Problem to solve: Copy all of the records below verbatim.

Records for processing:
--*--
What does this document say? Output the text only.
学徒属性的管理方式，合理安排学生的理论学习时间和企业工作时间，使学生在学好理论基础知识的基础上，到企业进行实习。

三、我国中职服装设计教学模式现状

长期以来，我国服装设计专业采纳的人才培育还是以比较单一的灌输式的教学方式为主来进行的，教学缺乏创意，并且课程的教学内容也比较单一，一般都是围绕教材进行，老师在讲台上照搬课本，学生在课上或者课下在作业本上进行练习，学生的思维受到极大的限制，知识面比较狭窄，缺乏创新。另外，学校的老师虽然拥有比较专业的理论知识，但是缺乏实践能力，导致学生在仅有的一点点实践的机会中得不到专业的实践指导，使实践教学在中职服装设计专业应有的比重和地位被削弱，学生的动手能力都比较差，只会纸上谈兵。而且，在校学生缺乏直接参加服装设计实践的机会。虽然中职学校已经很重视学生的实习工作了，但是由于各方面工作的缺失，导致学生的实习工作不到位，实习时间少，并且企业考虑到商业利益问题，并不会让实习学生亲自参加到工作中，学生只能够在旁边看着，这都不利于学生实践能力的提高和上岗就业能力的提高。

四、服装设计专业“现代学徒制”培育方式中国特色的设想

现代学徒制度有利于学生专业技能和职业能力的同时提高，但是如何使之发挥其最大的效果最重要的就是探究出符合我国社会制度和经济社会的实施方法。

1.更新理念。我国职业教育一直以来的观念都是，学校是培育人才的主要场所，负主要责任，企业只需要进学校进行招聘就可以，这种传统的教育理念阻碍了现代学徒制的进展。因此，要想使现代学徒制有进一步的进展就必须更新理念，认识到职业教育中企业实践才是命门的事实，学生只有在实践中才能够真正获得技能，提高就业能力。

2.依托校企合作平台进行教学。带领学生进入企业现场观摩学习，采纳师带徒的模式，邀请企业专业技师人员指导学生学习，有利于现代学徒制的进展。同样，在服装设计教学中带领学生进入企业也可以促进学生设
--*--
Expected output:
What does this document say? Output the text only.
学徒属性的管理方式，合理安排学生的理论学习时间和企业工作时间，使学生在学好理论基础知识的基础上，到企业进行实习。

三、我国中职服装设计教学模式现状

长期以来，我国服装设计专业采纳的人才培育还是以比较单一的灌输式的教学方式为主来进行的，教学缺乏创意，并且课程的教学内容也比较单一，一般都是围绕教材进行，老师在讲台上照搬课本，学生在课上或者课下在作业本上进行练习，学生的思维受到极大的限制，知识面比较狭窄，缺乏创新。另外，学校的老师虽然拥有比较专业的理论知识，但是缺乏实践能力，导致学生在仅有的一点点实践的机会中得不到专业的实践指导，使实践教学在中职服装设计专业应有的比重和地位被削弱，学生的动手能力都比较差，只会纸上谈兵。而且，在校学生缺乏直接参加服装设计实践的机会。虽然中职学校已经很重视学生的实习工作了，但是由于各方面工作的缺失，导致学生的实习工作不到位，实习时间少，并且企业考虑到商业利益问题，并不会让实习学生亲自参加到工作中，学生只能够在旁边看着，这都不利于学生实践能力的提高和上岗就业能力的提高。

四、服装设计专业“现代学徒制”培育方式中国特色的设想

现代学徒制度有利于学生专业技能和职业能力的同时提高，但是如何使之发挥其最大的效果最重要的就是探究出符合我国社会制度和经济社会的实施方法。

1.更新理念。我国职业教育一直以来的观念都是，学校是培育人才的主要场所，负主要责任，企业只需要进学校进行招聘就可以，这种传统的教育理念阻碍了现代学徒制的进展。因此，要想使现代学徒制有进一步的进展就必须更新理念，认识到职业教育中企业实践才是命门的事实，学生只有在实践中才能够真正获得技能，提高就业能力。

2.依托校企合作平台进行教学。带领学生进入企业现场观摩学习，采纳师带徒的模式，邀请企业专业技师人员指导学生学习，有利于现代学徒制的进展。同样，在服装设计教学中带领学生进入企业也可以促进学生设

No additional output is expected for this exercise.